[Work to be completed] Go through the listing below and gather every line with the word "this".

[Task data]
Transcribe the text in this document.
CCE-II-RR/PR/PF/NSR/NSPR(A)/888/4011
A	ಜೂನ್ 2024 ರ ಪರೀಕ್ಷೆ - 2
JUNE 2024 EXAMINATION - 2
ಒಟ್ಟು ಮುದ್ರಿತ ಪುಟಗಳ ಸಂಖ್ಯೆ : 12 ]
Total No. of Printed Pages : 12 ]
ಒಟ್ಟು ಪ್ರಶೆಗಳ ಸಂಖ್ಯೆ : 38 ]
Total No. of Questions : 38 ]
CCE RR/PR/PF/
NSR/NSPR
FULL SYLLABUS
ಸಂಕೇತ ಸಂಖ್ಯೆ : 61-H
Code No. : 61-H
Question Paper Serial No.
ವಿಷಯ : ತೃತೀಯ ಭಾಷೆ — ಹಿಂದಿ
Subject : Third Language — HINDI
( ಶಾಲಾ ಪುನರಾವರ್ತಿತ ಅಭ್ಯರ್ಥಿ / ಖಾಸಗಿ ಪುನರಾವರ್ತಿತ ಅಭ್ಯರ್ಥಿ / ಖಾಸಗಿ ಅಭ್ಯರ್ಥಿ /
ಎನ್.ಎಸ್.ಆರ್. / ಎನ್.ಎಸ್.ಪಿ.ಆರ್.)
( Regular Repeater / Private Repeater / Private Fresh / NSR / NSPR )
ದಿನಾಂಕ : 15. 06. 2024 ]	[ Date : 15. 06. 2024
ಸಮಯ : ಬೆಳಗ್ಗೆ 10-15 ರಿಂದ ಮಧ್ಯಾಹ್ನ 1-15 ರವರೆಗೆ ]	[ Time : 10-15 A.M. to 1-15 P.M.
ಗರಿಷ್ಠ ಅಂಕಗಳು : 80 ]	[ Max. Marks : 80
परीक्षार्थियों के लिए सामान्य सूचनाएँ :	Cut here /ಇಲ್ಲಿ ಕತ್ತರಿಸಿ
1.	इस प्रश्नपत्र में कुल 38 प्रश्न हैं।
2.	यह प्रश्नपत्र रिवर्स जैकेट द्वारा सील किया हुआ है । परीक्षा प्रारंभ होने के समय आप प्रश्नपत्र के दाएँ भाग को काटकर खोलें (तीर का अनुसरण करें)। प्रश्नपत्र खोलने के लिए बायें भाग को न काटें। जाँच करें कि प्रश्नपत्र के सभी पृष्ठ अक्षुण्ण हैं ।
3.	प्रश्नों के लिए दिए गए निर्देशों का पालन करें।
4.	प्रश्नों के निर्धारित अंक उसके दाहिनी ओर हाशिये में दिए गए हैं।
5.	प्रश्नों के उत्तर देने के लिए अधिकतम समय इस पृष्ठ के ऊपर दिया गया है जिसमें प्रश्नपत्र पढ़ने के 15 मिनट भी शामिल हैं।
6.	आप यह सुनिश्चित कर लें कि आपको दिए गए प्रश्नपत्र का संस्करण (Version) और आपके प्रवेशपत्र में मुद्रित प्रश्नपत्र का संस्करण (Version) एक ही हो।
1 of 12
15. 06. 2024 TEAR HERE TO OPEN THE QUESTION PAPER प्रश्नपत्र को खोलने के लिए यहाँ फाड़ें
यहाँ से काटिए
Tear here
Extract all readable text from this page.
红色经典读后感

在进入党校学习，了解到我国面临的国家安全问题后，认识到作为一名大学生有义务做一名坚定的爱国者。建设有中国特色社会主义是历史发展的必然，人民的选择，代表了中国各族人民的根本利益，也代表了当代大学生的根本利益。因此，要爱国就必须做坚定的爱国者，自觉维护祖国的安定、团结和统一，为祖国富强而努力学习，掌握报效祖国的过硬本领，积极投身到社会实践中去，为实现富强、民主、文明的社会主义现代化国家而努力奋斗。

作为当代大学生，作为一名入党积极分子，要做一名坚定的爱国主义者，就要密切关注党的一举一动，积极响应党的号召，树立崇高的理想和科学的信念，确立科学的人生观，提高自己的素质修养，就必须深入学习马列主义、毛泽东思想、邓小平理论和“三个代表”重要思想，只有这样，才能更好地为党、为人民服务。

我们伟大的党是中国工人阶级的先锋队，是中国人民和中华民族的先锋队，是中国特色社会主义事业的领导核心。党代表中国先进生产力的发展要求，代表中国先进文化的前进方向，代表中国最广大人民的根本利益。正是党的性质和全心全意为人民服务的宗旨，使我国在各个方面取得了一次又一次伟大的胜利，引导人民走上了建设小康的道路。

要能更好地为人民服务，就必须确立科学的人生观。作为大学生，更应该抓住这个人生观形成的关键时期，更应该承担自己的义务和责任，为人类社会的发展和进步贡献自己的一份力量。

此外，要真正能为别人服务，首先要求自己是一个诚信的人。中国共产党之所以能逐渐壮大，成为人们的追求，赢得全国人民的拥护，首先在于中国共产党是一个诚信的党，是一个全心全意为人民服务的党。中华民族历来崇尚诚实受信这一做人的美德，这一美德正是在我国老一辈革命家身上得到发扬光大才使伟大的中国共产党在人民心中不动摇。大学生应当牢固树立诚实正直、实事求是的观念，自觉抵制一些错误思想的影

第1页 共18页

[Task result]
Transcribe the text in this document.
Extract all readable text from this page.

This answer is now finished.